──────── Raw records

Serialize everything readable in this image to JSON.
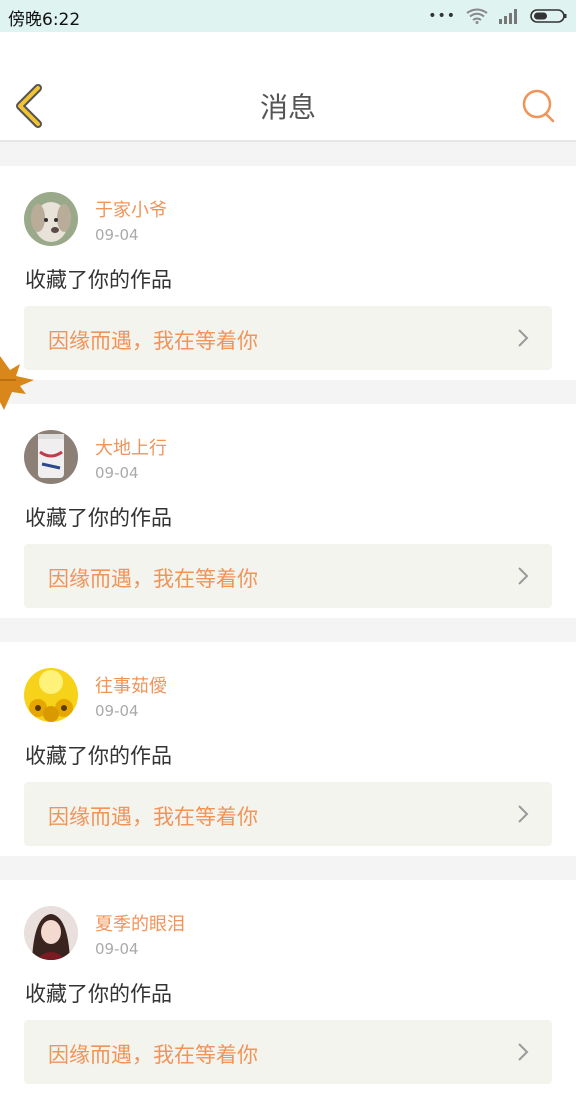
{
  "status_bar": {
    "time": "傍晚6:22"
  },
  "header": {
    "title": "消息"
  },
  "colors": {
    "accent": "#f0945a",
    "back_arrow": "#f2c434",
    "card_link_bg": "#f4f4ef"
  },
  "messages": [
    {
      "username": "于家小爷",
      "date": "09-04",
      "action": "收藏了你的作品",
      "work_title": "因缘而遇，我在等着你"
    },
    {
      "username": "大地上行",
      "date": "09-04",
      "action": "收藏了你的作品",
      "work_title": "因缘而遇，我在等着你"
    },
    {
      "username": "往事茹僾",
      "date": "09-04",
      "action": "收藏了你的作品",
      "work_title": "因缘而遇，我在等着你"
    },
    {
      "username": "夏季的眼泪",
      "date": "09-04",
      "action": "收藏了你的作品",
      "work_title": "因缘而遇，我在等着你"
    }
  ]
}
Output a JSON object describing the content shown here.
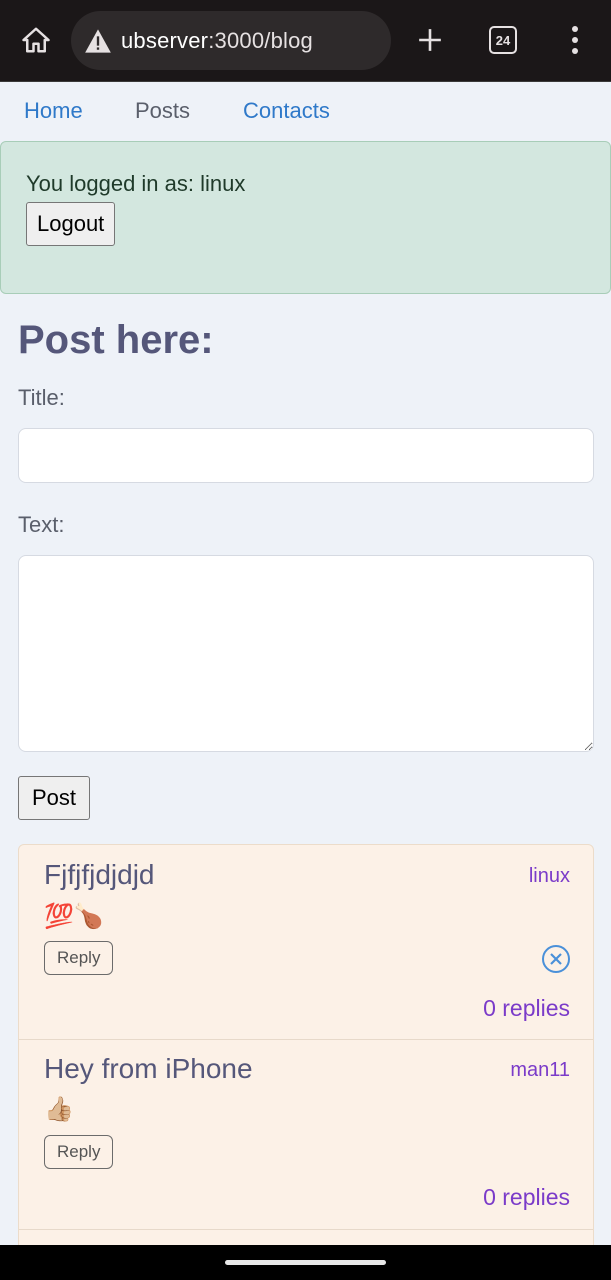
{
  "browser": {
    "url_host": "ubserver",
    "url_path": ":3000/blog",
    "tab_count": "24",
    "icons": {
      "home": "home-icon",
      "warning": "warning-icon",
      "new_tab": "plus-icon",
      "tabs": "tab-switcher-icon",
      "menu": "more-vert-icon"
    }
  },
  "nav": {
    "home": "Home",
    "posts": "Posts",
    "contacts": "Contacts",
    "link_color": "#2f79c9",
    "active_color": "#5a5f6b"
  },
  "login": {
    "text": "You logged in as: linux",
    "logout_label": "Logout"
  },
  "form": {
    "heading": "Post here:",
    "title_label": "Title:",
    "title_value": "",
    "text_label": "Text:",
    "text_value": "",
    "submit_label": "Post"
  },
  "posts": [
    {
      "title": "Fjfjfjdjdjd",
      "author": "linux",
      "body": "💯🍗",
      "reply_label": "Reply",
      "replies": "0 replies",
      "deletable": true
    },
    {
      "title": "Hey from iPhone",
      "author": "man11",
      "body": "👍🏼",
      "reply_label": "Reply",
      "replies": "0 replies",
      "deletable": false
    }
  ],
  "colors": {
    "login_bg": "#d3e7df",
    "post_bg": "#fcf1e7",
    "author": "#7b3bc9",
    "heading": "#55577a"
  }
}
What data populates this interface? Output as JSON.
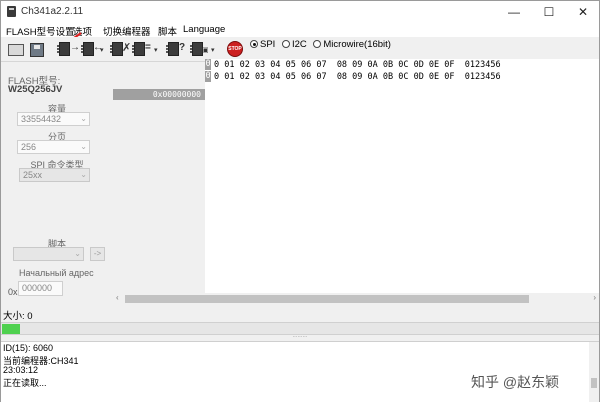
{
  "window": {
    "title": "Ch341a2.2.11",
    "controls": {
      "minimize": "—",
      "maximize": "☐",
      "close": "✕"
    }
  },
  "menu": [
    "FLASH型号设置",
    "选项",
    "切换编程器",
    "脚本",
    "Language"
  ],
  "toolbar": {
    "icons": [
      "open-file-icon",
      "save-file-icon",
      "read-chip-icon",
      "write-chip-icon",
      "erase-chip-icon",
      "verify-chip-icon",
      "detect-chip-icon",
      "auto-icon",
      "stop-icon"
    ],
    "stop_label": "STOP",
    "dropdown_glyph": "▾",
    "protocols": [
      {
        "label": "SPI",
        "checked": true
      },
      {
        "label": "I2C",
        "checked": false
      },
      {
        "label": "Microwire(16bit)",
        "checked": false
      }
    ]
  },
  "left_panel": {
    "flash_model_label": "FLASH型号:",
    "flash_model_value": "W25Q256JV",
    "capacity_label": "容量",
    "capacity_value": "33554432",
    "page_label": "分页",
    "page_value": "256",
    "spi_cmd_label": "SPI 命令类型",
    "spi_cmd_value": "25xx",
    "script_label": "脚本",
    "script_button": "->",
    "start_addr_label": "Начальный адрес",
    "addr_prefix": "0x",
    "addr_value": "000000"
  },
  "hex_view": {
    "header1": "0 01 02 03 04 05 06 07  08 09 0A 0B 0C 0D 0E 0F  0123456",
    "header2": "0 01 02 03 04 05 06 07  08 09 0A 0B 0C 0D 0E 0F  0123456",
    "mark_label": "0",
    "selected_address": "0x00000000"
  },
  "status": {
    "size_label": "大小: 0",
    "progress": 0.03
  },
  "log": {
    "lines": [
      "ID(15): 6060",
      "当前编程器:CH341",
      "23:03:12",
      "正在读取..."
    ]
  },
  "watermark": "知乎 @赵东颖",
  "colors": {
    "progress_fill": "#4fd14f",
    "stop_red": "#cc1f1f",
    "annotation_arrow": "#e02020"
  }
}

────────────────

Task to complete>
Write only the number of lines that include "username".

Written reply>
4